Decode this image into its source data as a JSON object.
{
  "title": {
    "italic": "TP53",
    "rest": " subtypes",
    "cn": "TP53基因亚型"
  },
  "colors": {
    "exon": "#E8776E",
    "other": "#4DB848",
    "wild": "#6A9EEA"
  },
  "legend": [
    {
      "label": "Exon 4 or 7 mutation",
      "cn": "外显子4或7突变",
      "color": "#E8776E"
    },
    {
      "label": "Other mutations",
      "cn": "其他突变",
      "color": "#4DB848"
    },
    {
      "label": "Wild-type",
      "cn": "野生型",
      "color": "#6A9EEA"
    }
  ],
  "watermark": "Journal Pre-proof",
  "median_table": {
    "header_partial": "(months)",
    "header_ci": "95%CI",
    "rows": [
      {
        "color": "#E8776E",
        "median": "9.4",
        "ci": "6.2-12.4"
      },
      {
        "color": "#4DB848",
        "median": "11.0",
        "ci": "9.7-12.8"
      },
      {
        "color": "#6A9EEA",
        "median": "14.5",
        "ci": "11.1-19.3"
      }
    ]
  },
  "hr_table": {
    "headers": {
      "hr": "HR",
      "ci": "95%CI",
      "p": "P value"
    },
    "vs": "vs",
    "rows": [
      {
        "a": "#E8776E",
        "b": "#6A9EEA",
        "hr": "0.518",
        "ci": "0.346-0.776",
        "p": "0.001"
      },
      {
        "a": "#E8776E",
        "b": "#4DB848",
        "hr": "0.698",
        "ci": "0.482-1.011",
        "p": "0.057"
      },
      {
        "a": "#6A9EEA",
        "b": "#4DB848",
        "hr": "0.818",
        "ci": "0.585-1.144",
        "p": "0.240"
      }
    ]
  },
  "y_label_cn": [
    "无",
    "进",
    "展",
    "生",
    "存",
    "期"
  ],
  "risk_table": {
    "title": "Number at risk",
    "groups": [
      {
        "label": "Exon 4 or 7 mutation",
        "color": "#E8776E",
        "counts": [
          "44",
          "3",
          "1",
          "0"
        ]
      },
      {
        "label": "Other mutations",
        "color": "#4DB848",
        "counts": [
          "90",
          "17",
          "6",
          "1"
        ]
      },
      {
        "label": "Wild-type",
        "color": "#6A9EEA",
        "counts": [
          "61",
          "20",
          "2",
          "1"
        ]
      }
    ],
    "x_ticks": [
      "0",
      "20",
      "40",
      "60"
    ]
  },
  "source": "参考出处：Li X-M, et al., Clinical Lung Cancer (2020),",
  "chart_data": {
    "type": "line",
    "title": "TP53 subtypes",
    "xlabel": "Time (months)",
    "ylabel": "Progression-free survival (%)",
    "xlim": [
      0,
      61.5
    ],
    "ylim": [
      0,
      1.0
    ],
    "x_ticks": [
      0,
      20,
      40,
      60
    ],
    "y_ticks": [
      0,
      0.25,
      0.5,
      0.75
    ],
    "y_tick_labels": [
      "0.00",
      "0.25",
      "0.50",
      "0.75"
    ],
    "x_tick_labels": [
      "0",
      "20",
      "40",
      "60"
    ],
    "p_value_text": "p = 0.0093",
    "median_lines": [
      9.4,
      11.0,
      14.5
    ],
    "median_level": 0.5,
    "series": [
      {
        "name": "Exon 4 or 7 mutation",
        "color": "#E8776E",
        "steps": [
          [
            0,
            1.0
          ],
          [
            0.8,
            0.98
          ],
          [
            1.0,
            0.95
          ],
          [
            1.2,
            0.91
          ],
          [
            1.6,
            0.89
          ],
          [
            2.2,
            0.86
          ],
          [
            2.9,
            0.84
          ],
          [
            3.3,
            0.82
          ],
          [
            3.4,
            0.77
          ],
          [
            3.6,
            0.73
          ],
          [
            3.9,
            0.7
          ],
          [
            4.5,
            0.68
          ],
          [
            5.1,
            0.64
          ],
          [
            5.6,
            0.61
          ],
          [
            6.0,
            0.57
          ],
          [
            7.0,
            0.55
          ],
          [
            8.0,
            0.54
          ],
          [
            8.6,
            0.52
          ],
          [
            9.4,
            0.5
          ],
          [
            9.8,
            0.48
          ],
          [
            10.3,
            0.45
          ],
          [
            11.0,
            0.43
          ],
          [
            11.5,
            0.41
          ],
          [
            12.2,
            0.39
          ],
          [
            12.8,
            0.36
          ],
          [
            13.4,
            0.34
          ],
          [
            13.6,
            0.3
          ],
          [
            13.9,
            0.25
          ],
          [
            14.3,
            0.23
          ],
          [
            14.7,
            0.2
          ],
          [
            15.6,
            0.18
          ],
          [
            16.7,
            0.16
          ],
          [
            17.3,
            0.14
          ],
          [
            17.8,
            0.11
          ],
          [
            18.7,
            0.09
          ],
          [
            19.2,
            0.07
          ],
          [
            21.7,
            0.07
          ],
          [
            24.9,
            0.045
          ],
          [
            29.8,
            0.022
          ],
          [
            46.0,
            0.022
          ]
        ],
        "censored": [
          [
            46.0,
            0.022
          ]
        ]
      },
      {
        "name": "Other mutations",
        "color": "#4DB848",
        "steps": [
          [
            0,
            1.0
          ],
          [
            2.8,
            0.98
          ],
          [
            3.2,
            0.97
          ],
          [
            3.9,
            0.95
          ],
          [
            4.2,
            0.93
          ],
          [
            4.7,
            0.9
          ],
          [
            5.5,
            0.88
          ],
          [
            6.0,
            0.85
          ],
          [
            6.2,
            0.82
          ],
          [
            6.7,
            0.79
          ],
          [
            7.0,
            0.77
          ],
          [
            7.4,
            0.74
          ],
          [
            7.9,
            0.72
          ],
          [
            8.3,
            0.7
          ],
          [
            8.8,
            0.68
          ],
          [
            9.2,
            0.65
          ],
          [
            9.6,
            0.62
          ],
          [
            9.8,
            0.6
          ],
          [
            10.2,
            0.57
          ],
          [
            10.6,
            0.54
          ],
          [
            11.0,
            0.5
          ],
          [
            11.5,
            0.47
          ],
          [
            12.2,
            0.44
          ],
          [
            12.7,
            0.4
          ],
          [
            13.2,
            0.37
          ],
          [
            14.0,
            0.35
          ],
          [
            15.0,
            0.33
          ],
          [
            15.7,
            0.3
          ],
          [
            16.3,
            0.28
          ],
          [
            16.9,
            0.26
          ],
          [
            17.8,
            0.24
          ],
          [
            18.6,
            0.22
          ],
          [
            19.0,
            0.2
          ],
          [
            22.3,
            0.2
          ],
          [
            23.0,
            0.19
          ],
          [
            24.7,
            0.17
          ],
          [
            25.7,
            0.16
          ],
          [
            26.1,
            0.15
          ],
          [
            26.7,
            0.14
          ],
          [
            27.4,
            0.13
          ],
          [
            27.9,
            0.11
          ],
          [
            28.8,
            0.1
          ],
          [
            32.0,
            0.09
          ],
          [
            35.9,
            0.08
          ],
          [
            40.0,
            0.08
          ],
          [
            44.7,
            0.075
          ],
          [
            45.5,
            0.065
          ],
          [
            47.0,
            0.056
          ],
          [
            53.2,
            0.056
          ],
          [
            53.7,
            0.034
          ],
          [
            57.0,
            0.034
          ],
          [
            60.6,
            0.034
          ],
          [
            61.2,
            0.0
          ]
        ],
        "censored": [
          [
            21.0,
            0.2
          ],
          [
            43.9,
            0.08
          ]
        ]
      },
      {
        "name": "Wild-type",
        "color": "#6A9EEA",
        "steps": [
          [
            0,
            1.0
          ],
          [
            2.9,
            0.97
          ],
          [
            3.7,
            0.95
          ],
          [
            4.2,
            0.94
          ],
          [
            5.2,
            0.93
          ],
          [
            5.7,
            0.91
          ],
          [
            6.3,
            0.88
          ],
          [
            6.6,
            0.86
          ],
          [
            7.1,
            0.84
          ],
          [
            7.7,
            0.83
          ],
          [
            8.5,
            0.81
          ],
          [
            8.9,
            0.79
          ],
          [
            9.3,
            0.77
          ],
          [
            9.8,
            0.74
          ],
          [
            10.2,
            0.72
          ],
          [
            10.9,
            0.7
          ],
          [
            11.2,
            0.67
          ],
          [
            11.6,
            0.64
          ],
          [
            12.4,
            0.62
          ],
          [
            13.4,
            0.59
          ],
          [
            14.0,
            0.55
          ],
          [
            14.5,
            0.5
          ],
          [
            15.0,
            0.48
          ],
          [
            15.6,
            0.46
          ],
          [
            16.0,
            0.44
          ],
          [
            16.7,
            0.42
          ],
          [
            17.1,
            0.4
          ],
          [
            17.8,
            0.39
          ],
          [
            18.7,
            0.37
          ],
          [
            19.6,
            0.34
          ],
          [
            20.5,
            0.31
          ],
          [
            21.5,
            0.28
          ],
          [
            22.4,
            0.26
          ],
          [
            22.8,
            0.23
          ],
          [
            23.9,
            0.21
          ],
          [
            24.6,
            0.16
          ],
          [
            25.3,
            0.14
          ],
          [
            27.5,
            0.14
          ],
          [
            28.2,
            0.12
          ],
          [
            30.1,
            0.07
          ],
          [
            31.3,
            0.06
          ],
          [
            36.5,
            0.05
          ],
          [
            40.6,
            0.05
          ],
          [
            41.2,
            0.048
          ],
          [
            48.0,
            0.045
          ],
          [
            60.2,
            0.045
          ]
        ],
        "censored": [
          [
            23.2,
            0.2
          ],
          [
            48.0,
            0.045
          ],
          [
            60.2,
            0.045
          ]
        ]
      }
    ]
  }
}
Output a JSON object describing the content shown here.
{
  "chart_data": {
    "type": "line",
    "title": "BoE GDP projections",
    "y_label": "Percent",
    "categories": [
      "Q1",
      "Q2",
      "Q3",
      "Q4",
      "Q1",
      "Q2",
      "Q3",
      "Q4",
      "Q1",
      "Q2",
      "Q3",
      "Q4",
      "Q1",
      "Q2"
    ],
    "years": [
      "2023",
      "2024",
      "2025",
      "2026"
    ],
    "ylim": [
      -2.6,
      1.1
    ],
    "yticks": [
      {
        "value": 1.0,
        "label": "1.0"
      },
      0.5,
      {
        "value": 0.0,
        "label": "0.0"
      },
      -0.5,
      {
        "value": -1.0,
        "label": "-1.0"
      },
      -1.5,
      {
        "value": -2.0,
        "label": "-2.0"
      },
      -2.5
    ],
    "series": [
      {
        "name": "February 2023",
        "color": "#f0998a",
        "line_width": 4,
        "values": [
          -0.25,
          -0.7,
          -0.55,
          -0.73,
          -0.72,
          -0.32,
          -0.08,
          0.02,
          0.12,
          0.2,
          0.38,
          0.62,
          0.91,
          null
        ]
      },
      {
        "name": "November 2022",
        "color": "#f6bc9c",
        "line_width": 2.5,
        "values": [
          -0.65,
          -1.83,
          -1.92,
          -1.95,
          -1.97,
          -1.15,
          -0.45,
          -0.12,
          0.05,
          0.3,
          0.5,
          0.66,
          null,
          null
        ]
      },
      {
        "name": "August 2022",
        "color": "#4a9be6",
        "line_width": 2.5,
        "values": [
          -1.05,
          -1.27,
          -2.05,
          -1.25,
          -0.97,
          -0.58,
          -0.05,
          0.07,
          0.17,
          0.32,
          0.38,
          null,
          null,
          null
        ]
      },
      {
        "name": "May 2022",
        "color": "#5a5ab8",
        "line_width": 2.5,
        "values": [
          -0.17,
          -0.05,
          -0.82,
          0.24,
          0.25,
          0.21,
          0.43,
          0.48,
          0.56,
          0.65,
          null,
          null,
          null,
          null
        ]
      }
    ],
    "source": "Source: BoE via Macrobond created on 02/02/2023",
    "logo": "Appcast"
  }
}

> THE REQUEST: Look through the records and count each line that holds "source". Write only the total.

> ANSWER TO THE EXERCISE: 3